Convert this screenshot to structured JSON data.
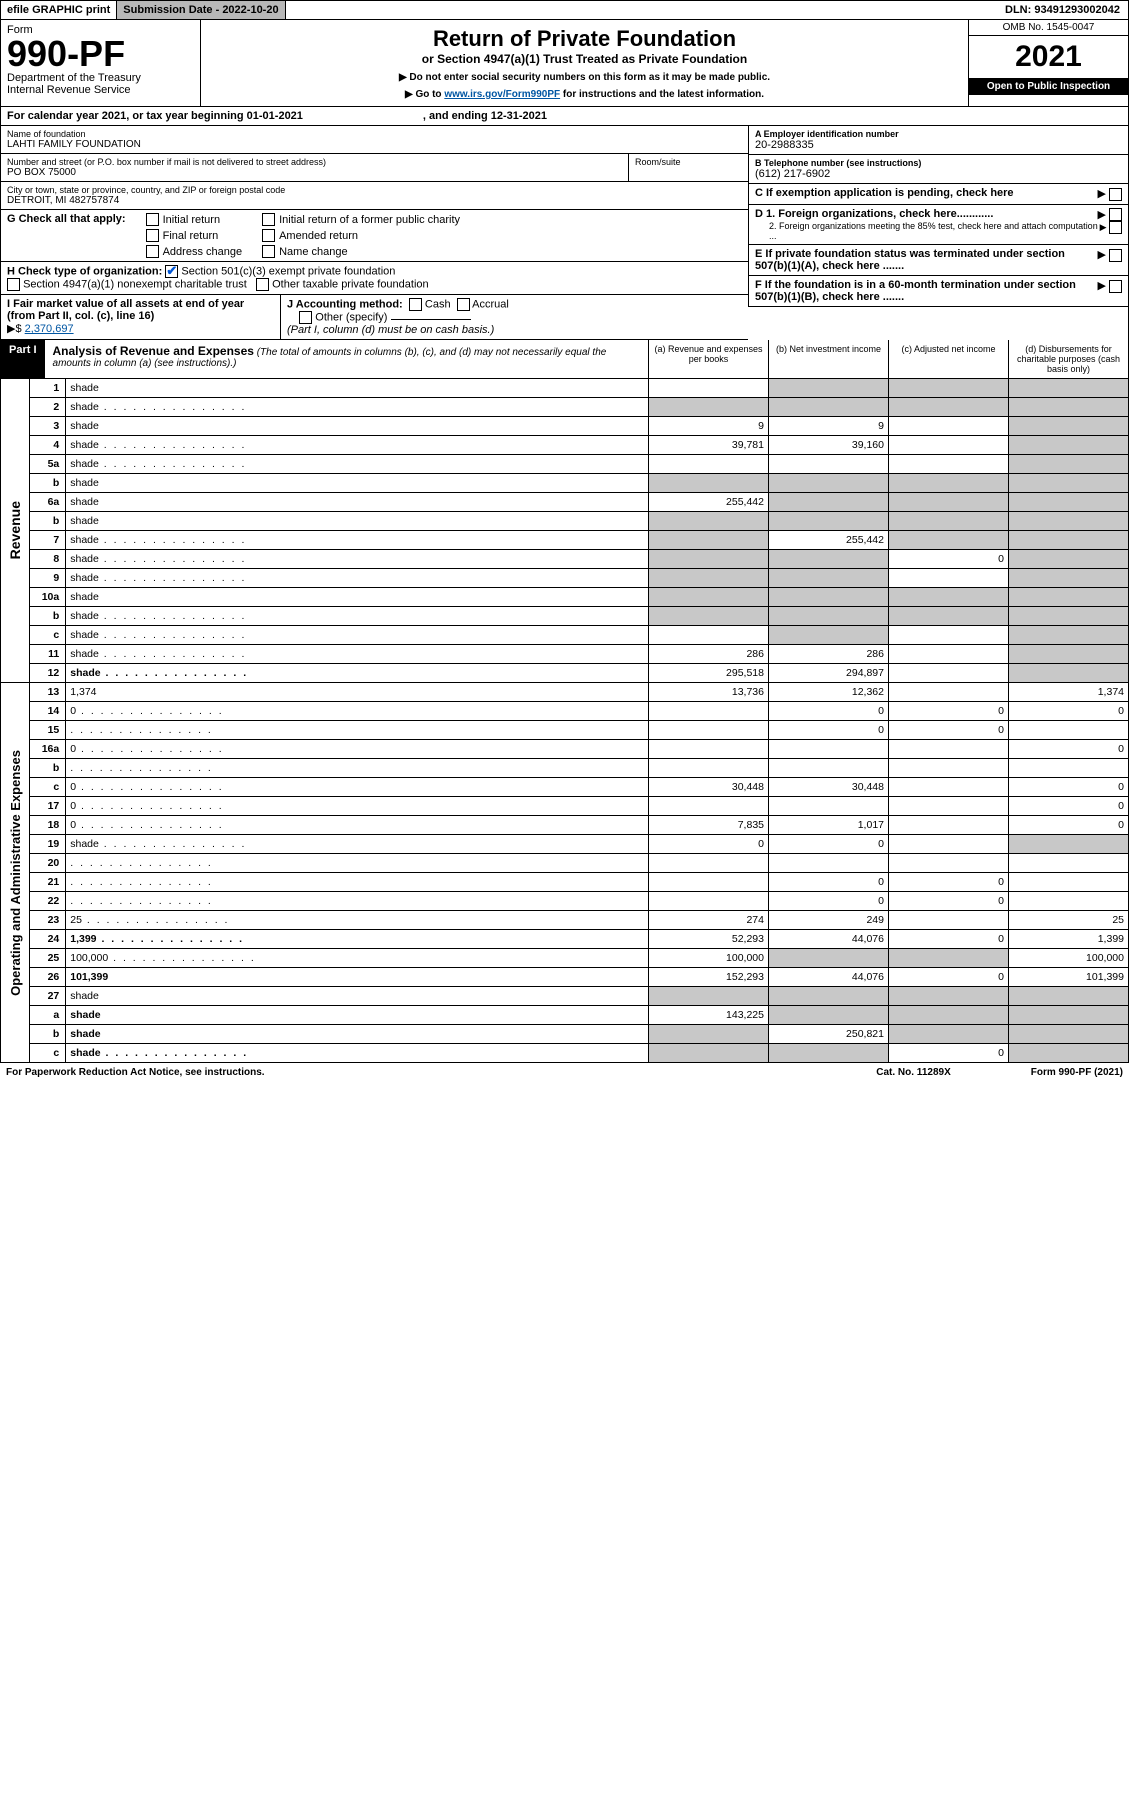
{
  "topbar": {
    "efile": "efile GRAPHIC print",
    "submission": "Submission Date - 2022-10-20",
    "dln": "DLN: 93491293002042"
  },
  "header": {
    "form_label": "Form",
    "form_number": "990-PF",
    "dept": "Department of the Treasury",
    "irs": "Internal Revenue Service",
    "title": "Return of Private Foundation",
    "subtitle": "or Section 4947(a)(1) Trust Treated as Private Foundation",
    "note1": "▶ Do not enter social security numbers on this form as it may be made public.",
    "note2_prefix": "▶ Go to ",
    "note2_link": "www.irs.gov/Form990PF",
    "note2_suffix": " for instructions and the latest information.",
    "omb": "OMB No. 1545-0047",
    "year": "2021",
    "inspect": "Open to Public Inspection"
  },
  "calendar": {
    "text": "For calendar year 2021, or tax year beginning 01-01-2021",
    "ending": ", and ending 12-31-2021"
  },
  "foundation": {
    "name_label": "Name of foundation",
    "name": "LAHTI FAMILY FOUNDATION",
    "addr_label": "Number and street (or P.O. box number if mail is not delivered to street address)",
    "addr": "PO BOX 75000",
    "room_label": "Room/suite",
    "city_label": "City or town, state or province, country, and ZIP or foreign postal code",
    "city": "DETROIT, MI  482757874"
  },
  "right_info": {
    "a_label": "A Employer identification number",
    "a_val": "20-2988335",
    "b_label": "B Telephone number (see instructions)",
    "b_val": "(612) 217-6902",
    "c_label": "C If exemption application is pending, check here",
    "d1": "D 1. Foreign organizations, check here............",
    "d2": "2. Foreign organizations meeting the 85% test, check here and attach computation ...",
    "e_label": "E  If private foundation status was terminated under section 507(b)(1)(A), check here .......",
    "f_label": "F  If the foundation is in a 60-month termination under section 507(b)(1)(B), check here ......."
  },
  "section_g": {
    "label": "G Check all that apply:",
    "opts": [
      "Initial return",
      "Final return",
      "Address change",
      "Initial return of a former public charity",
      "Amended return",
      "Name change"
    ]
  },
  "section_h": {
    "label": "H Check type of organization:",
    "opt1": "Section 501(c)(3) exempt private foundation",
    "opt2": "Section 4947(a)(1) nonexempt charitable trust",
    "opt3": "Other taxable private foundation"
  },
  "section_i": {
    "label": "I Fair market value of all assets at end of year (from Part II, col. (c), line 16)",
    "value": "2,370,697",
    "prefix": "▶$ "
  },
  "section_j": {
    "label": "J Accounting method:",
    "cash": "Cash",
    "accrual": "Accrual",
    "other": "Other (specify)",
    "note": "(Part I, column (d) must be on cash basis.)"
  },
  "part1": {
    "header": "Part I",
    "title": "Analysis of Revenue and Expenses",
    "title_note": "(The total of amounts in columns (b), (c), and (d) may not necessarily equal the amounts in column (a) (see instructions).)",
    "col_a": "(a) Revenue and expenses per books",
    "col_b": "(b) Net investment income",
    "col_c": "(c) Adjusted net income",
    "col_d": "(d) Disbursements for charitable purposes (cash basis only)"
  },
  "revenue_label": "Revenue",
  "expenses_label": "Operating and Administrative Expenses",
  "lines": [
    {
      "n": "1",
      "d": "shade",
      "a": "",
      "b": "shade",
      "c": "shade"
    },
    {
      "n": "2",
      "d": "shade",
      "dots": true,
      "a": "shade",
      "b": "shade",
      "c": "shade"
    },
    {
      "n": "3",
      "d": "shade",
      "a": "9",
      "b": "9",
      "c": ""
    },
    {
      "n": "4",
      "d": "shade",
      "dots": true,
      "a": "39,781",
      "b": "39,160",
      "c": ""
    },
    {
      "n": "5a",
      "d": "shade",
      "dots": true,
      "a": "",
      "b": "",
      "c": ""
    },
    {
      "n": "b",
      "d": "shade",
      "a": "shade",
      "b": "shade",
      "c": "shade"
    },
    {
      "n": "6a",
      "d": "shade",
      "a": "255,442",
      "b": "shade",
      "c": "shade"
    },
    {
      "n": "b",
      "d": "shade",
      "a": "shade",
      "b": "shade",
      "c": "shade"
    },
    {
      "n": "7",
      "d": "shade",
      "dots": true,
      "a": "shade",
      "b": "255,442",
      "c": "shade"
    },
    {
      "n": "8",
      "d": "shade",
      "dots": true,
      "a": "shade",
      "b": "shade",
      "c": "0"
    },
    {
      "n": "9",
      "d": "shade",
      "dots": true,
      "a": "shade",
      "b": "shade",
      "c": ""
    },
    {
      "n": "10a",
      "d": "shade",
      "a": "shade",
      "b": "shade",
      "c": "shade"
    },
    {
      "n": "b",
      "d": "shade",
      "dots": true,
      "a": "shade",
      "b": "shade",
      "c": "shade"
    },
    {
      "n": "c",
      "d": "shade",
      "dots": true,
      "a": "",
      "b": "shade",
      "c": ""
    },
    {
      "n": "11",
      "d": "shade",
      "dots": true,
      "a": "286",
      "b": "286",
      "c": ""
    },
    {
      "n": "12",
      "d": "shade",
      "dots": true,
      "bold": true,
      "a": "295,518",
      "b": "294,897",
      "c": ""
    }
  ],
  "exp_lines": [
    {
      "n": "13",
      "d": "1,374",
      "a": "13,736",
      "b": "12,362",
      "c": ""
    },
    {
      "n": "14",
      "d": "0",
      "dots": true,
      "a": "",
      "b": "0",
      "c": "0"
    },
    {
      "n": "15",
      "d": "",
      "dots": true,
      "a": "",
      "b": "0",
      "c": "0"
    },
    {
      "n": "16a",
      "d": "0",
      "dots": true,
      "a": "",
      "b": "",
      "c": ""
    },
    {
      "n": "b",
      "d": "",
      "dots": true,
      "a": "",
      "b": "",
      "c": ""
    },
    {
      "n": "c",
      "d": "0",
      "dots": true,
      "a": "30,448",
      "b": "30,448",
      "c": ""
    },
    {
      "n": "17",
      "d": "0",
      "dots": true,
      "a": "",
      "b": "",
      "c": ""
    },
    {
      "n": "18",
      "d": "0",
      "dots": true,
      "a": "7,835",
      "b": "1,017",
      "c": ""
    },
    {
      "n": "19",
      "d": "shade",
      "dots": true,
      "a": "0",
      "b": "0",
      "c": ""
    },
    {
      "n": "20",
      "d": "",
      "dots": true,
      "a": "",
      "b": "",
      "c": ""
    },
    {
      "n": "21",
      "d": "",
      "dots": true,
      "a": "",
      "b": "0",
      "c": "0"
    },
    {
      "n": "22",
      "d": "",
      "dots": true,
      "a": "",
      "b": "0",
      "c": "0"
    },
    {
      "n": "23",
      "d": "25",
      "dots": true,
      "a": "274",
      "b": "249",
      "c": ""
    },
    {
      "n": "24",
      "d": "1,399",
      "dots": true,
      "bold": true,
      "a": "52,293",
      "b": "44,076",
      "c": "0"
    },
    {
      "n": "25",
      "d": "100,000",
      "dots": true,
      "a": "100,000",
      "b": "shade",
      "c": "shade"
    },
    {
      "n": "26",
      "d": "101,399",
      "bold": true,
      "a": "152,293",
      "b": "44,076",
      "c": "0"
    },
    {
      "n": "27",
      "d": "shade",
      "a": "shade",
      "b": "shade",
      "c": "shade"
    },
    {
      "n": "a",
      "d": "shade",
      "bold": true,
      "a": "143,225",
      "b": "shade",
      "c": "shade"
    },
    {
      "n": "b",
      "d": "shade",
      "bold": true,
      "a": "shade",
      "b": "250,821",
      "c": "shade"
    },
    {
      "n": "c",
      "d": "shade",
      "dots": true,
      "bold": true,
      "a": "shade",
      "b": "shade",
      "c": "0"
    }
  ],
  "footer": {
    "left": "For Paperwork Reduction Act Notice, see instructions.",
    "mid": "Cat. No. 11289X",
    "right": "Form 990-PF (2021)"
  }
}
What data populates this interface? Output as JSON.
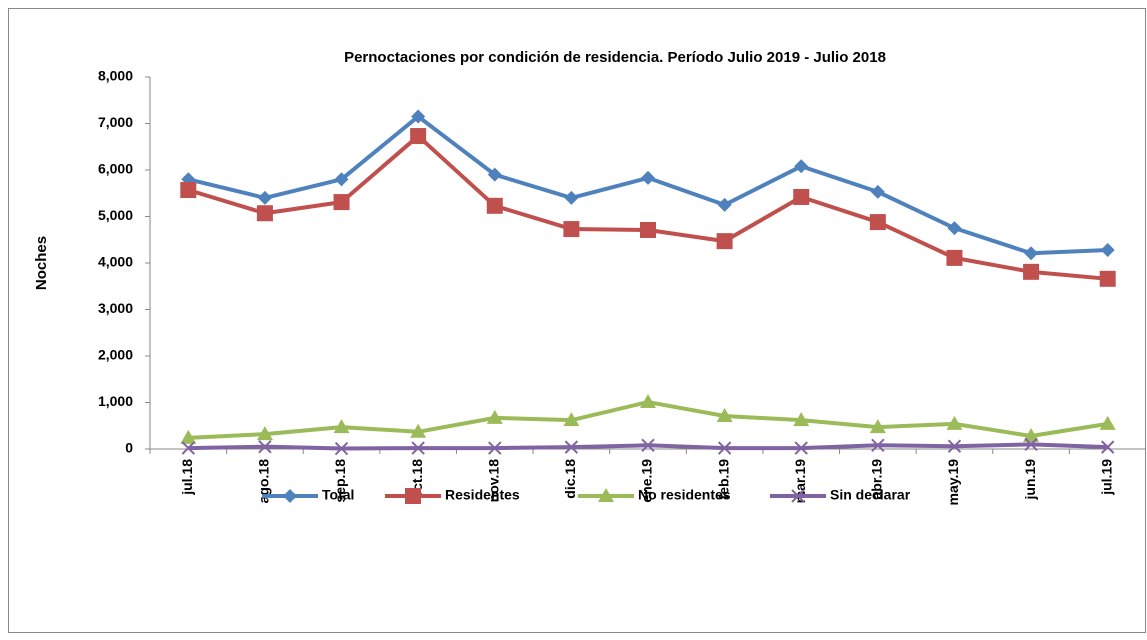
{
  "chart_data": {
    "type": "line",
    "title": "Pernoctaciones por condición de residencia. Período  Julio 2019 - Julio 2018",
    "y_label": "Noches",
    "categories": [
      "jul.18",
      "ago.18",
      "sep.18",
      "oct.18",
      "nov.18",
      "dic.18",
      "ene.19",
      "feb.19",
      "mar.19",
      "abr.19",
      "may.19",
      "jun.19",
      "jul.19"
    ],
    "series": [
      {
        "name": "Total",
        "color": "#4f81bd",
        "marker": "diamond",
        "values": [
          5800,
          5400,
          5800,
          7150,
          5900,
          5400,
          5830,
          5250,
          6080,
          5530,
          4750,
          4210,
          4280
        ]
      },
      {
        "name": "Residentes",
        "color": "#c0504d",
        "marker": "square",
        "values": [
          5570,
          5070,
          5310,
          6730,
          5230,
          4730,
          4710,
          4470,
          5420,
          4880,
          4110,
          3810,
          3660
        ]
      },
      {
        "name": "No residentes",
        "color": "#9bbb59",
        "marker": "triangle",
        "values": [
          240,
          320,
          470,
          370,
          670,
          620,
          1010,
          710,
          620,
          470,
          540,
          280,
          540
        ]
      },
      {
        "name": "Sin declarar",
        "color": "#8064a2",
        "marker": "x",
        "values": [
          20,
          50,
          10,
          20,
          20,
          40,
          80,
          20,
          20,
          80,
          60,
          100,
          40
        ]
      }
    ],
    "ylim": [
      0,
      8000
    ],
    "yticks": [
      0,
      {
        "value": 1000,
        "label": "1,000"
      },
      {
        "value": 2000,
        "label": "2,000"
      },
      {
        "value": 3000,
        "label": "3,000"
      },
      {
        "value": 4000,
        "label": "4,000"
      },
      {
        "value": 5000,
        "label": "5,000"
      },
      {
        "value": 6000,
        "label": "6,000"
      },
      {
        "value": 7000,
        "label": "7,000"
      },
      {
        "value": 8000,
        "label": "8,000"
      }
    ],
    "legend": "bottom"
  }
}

============

* **EXERCISE DESCRIPTION**:
Look through the data and gather every line with the string "column" in it.

* **PROBLEM SOLUTION**:
    "note": "(Part I, column (d) must be on cash basis.)"
    "title_note": "(The total of amounts in columns (b), (c), and (d) may not necessarily equal the amounts in column (a) (see instructions).)",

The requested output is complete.